GIVEN TASK: Extract every line that includes the string "Feature".

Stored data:
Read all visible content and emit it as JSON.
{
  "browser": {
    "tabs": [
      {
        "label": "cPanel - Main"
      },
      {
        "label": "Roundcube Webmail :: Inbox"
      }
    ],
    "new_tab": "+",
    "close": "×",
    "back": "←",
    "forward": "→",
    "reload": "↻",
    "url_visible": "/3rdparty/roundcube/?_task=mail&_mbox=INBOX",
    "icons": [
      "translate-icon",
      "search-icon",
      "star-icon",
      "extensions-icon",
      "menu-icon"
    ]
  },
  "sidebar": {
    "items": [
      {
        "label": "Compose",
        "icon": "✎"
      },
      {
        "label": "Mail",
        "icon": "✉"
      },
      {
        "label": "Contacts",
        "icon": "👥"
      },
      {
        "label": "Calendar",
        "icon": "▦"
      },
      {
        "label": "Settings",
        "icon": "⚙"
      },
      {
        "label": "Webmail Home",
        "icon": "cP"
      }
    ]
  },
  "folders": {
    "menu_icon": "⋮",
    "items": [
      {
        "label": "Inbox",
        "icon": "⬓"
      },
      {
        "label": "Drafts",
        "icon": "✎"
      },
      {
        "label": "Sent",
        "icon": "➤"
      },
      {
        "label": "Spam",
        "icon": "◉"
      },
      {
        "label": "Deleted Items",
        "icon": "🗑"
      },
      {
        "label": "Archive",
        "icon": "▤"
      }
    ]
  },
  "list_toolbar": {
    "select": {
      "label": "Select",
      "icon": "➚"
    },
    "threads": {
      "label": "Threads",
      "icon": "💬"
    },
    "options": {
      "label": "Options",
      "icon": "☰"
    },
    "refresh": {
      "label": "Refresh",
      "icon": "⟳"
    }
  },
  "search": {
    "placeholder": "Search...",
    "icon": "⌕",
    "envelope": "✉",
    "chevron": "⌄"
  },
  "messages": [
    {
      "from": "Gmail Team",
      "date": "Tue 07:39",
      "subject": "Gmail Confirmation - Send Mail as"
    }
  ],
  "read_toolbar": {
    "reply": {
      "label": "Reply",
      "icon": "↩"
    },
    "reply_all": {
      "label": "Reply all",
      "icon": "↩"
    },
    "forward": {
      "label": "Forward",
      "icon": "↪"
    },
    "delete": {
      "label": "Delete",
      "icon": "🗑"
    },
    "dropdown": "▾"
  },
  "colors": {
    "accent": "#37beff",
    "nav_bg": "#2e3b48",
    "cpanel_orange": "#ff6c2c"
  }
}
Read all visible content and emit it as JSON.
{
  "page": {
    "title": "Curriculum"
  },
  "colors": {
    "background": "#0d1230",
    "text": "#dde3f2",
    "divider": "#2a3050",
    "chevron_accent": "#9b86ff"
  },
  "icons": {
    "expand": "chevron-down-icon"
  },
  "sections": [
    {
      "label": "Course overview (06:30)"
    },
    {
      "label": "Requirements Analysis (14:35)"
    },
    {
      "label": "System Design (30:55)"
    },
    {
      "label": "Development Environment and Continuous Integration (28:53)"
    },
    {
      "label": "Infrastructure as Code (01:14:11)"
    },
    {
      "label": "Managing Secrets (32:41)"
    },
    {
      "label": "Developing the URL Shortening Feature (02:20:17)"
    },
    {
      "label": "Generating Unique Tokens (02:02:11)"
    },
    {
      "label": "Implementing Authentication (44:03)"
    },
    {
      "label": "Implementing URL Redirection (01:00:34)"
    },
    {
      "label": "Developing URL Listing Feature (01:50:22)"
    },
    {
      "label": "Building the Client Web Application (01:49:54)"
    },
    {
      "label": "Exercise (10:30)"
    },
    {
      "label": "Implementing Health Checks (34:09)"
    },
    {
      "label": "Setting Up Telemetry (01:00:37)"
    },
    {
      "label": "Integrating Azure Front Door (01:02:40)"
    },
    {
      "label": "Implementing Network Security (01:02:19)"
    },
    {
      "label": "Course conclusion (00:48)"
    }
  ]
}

RESPONSE FOR THIS EXERCISE:
      "label": "Developing the URL Shortening Feature (02:20:17)"
      "label": "Developing URL Listing Feature (01:50:22)"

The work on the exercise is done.